> **Excerpt from a dataset**:
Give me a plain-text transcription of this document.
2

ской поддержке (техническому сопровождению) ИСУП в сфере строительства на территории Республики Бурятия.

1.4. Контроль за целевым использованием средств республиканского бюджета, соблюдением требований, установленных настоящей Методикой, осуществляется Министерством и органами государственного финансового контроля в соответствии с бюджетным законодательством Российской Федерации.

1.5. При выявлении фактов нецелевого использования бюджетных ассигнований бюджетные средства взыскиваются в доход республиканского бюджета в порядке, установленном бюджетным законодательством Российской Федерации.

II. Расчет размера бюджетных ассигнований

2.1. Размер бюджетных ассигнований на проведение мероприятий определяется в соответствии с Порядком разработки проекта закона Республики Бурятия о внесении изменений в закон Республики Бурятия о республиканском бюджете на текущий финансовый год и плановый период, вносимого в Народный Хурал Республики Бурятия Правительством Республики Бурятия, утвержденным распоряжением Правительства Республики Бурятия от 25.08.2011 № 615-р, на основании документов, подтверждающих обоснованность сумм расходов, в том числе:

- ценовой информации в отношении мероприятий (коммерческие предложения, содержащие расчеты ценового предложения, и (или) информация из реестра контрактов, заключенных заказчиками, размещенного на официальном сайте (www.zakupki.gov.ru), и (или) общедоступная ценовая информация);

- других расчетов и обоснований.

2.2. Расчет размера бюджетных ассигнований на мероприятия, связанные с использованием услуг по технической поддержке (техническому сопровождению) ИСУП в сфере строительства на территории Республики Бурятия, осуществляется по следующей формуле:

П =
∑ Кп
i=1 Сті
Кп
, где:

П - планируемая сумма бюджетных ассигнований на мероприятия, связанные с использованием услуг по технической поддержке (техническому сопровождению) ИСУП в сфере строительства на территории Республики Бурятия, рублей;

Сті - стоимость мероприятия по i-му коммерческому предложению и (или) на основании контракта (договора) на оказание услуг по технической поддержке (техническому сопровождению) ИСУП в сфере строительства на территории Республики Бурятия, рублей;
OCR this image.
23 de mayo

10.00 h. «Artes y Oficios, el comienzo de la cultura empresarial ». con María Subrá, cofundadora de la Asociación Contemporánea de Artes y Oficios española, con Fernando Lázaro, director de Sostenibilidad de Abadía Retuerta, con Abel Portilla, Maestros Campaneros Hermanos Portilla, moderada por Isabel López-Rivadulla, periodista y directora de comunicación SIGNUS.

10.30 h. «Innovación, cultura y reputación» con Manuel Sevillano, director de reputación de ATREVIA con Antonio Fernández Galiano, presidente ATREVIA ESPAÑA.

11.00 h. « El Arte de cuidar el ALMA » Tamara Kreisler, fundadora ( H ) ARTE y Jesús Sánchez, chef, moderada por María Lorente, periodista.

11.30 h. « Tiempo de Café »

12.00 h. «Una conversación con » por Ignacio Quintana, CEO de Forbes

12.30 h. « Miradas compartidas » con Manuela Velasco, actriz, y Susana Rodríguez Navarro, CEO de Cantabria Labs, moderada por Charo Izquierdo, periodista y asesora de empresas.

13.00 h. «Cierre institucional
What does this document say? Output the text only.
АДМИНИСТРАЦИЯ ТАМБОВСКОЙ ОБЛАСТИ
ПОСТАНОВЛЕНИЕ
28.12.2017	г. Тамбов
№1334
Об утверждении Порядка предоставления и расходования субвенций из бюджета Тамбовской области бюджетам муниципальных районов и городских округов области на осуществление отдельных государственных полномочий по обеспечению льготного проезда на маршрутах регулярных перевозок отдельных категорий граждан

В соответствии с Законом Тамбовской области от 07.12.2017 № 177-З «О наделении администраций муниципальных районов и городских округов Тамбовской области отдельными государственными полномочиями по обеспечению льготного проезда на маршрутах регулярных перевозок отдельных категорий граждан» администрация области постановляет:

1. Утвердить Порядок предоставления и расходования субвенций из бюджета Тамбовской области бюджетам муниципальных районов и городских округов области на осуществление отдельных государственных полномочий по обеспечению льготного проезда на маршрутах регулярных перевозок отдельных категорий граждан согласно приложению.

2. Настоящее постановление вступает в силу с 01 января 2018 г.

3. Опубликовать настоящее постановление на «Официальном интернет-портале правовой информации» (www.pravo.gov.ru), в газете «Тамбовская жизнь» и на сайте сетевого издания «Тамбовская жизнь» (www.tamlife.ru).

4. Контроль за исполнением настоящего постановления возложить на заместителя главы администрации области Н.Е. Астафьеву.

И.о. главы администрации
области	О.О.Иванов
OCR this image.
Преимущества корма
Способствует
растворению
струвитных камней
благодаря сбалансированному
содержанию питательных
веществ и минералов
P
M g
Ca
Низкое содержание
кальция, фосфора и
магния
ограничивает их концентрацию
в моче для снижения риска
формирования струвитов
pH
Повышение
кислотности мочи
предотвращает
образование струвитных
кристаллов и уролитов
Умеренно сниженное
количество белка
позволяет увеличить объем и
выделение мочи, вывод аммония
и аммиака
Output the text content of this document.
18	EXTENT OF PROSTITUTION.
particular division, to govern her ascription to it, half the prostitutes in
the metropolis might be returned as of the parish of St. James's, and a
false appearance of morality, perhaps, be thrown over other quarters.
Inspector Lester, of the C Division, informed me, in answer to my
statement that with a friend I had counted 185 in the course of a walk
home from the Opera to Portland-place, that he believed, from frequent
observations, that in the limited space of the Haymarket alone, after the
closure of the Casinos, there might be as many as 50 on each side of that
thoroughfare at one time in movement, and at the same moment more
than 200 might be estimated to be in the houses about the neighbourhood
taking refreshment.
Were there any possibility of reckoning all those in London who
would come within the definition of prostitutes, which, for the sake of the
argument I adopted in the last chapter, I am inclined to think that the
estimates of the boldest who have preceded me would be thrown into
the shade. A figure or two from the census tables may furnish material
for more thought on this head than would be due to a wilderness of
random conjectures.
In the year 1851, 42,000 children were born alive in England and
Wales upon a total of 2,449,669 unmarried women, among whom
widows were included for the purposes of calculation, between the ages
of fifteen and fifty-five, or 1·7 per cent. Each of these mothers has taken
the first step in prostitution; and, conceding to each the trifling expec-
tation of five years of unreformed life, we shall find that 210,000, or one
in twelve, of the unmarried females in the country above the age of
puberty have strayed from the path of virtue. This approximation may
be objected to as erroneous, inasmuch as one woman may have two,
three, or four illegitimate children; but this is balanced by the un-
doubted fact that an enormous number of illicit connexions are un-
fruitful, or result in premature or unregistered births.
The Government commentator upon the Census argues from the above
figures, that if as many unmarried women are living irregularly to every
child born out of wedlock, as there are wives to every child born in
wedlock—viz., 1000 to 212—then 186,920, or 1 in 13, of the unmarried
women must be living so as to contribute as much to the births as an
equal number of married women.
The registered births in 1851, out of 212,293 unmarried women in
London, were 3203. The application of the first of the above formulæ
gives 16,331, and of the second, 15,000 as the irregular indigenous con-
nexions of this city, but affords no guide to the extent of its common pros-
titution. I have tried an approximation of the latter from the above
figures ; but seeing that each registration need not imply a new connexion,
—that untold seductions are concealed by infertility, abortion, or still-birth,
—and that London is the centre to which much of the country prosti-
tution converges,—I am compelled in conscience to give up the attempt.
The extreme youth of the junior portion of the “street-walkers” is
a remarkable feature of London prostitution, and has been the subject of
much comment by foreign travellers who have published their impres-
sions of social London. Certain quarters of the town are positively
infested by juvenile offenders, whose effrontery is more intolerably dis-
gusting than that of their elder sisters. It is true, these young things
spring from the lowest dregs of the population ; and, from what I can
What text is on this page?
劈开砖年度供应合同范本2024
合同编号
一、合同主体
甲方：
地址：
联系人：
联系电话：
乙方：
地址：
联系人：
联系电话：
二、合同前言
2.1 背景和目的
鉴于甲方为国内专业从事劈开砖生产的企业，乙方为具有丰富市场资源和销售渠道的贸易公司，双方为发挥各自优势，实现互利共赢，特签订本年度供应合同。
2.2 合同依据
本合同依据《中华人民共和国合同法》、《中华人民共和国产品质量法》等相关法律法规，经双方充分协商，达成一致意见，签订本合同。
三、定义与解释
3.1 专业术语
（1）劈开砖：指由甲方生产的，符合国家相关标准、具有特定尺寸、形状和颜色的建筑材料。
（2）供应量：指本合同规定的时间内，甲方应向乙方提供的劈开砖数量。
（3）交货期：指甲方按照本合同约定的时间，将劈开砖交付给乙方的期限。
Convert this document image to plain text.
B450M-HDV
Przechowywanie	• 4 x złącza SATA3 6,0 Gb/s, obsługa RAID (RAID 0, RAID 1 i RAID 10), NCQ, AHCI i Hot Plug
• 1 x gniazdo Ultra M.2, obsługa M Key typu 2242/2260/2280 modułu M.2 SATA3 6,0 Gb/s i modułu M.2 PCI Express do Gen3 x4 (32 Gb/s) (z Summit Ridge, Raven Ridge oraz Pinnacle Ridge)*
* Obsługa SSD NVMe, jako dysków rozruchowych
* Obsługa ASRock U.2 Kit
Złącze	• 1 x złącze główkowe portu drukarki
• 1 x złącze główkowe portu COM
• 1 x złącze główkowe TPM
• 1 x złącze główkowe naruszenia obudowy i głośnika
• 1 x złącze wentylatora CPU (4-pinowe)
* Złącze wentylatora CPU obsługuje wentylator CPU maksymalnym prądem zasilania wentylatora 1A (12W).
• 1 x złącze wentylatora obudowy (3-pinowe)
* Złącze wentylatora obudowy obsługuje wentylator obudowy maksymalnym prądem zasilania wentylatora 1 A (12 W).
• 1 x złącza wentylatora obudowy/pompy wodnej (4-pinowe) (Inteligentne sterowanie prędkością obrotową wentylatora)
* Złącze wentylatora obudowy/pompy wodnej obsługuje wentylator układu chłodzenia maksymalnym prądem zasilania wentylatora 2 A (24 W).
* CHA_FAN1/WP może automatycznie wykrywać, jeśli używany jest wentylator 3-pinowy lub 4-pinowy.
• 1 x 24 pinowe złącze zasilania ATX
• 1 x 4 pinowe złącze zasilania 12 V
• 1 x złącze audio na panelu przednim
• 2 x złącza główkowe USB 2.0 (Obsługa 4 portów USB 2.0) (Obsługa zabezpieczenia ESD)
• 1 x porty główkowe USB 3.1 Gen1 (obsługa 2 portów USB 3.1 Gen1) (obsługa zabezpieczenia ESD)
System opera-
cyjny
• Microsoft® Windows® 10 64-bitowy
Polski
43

> **EXERCISE DESCRIPTION**: From the data above, copy each line where the string "Output" appears.

> **FINAL RESULT**:
What does this document say? Output the text only.
Output the text content of this document.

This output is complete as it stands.